■ Data in this exercise:
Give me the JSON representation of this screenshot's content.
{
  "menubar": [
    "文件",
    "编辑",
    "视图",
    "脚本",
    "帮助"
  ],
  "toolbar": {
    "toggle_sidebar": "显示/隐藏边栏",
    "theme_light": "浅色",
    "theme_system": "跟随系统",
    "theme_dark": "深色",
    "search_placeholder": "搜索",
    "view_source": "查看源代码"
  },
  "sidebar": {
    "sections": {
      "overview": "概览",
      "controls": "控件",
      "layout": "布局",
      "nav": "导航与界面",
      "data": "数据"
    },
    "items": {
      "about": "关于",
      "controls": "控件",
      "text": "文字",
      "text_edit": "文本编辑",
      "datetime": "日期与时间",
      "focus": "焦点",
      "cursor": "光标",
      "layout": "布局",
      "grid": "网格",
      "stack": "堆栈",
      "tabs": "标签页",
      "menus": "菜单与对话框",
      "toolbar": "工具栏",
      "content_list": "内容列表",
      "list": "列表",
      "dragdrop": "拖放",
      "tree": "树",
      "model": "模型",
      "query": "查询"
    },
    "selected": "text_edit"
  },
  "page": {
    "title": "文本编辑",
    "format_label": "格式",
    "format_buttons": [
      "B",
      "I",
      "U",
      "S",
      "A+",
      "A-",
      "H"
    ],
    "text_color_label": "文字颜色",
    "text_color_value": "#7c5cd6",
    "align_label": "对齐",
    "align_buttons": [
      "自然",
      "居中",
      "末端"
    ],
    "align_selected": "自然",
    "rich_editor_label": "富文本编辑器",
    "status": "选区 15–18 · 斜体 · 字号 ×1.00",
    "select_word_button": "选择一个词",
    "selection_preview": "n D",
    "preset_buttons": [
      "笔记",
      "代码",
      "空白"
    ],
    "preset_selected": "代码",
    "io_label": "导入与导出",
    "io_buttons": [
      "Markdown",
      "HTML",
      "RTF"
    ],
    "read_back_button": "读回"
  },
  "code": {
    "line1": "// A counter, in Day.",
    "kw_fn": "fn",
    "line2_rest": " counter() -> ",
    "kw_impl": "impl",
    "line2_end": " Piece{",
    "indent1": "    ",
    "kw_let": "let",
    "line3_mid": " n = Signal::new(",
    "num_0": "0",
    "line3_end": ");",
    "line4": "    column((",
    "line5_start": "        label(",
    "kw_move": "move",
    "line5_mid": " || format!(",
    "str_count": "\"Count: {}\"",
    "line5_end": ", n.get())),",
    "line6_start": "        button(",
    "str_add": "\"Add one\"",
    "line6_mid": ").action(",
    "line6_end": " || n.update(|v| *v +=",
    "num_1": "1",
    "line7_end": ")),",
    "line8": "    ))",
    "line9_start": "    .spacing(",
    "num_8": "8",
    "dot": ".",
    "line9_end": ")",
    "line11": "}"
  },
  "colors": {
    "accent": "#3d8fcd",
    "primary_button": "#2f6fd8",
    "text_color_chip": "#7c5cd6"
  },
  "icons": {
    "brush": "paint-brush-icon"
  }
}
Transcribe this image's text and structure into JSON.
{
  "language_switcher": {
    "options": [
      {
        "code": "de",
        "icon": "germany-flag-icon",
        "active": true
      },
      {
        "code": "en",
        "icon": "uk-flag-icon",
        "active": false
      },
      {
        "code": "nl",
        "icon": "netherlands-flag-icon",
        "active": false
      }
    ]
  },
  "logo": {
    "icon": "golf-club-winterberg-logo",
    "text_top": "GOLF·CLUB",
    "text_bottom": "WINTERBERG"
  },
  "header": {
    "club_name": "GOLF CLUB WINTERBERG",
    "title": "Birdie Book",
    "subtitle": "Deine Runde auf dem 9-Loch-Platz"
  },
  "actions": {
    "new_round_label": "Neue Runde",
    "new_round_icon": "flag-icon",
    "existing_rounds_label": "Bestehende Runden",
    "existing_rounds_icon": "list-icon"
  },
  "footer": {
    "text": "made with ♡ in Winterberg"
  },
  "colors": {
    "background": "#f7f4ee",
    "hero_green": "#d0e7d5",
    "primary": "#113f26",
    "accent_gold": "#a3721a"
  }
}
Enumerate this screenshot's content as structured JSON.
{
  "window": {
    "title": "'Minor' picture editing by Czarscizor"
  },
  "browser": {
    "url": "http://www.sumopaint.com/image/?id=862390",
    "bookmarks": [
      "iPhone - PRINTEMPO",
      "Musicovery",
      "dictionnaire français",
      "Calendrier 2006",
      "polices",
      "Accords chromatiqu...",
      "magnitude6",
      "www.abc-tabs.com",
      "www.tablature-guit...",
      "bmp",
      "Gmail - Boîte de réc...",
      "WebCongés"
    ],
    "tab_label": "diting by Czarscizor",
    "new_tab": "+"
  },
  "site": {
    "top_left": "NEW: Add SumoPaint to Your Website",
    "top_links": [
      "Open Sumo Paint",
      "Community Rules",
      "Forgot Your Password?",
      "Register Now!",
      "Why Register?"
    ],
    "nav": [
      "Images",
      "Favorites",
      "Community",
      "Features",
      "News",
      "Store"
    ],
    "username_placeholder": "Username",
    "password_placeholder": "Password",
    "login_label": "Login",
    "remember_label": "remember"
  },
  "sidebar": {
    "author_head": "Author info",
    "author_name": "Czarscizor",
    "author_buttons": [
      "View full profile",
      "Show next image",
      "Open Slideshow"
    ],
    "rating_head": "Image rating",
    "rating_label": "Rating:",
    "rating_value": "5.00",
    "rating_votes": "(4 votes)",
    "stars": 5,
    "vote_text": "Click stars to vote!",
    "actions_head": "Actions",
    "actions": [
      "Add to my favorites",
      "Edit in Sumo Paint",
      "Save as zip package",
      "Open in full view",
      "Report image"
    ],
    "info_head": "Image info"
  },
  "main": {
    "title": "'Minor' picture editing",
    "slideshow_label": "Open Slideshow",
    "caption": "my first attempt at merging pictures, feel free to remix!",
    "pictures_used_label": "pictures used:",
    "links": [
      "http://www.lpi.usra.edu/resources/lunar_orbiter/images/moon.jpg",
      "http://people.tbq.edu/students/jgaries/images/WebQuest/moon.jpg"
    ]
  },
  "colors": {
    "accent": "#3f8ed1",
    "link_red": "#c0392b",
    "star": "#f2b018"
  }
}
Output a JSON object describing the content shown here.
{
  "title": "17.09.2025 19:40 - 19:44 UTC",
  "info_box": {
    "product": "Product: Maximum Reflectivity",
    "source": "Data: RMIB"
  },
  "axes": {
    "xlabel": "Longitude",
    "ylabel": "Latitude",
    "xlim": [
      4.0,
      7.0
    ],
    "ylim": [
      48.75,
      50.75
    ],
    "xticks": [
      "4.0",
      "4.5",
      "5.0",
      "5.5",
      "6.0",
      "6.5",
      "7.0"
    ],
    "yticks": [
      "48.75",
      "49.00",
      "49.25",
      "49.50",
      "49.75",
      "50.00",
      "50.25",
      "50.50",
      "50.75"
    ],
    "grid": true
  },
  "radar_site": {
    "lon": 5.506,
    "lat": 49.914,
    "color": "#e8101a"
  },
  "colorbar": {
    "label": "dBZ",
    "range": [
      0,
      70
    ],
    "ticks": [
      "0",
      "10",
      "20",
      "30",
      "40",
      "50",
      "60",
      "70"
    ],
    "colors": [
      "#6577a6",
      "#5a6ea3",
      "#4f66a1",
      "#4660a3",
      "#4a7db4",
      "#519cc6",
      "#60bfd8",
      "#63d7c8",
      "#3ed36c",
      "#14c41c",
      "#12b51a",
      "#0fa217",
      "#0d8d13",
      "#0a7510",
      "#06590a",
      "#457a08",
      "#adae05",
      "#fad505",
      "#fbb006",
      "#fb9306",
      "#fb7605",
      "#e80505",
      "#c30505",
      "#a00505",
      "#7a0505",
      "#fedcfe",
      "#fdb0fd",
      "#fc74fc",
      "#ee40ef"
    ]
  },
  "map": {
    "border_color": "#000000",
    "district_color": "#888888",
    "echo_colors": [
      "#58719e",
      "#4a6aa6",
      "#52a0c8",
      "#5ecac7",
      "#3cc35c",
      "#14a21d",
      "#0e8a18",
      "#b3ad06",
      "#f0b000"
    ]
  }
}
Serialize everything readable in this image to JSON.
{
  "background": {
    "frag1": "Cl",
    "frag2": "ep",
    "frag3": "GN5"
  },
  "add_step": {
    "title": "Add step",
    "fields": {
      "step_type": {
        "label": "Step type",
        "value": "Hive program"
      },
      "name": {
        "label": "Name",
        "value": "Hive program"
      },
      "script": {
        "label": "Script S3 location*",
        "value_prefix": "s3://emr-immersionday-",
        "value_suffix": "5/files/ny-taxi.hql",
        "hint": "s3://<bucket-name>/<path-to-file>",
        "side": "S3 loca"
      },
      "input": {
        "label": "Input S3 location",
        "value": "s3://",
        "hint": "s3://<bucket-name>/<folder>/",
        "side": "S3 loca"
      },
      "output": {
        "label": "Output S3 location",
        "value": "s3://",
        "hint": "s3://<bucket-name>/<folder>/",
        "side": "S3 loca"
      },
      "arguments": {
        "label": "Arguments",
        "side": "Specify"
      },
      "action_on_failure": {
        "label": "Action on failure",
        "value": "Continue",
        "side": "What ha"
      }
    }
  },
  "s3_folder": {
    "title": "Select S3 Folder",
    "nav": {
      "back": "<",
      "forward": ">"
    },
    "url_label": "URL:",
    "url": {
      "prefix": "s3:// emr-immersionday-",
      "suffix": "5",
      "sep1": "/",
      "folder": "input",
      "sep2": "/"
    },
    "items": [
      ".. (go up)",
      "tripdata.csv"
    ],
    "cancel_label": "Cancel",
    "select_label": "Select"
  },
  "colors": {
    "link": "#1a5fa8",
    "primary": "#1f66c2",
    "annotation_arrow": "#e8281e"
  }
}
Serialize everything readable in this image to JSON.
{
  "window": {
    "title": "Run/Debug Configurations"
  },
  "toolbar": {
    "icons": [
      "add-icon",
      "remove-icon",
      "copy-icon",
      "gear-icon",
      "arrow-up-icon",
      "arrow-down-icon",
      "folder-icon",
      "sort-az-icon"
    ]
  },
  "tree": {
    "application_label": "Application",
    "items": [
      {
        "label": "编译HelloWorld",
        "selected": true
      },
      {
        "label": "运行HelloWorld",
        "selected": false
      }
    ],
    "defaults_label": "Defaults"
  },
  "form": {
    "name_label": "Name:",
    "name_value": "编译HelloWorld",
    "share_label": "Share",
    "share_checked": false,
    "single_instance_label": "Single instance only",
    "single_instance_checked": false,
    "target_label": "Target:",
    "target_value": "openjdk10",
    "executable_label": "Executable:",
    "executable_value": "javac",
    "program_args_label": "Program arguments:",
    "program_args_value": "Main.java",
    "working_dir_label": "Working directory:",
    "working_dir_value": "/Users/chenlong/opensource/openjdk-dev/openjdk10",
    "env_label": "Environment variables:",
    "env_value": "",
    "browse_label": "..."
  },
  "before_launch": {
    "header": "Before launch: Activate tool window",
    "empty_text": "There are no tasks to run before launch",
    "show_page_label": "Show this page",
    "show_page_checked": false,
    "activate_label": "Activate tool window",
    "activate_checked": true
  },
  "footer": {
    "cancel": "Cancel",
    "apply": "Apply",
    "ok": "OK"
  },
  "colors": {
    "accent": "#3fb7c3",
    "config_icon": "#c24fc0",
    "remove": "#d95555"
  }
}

■ Given instruction:
Where a line in the material above holds "logo", copy that line.

■ The solution:
  "logo": {
    "icon": "golf-club-winterberg-logo",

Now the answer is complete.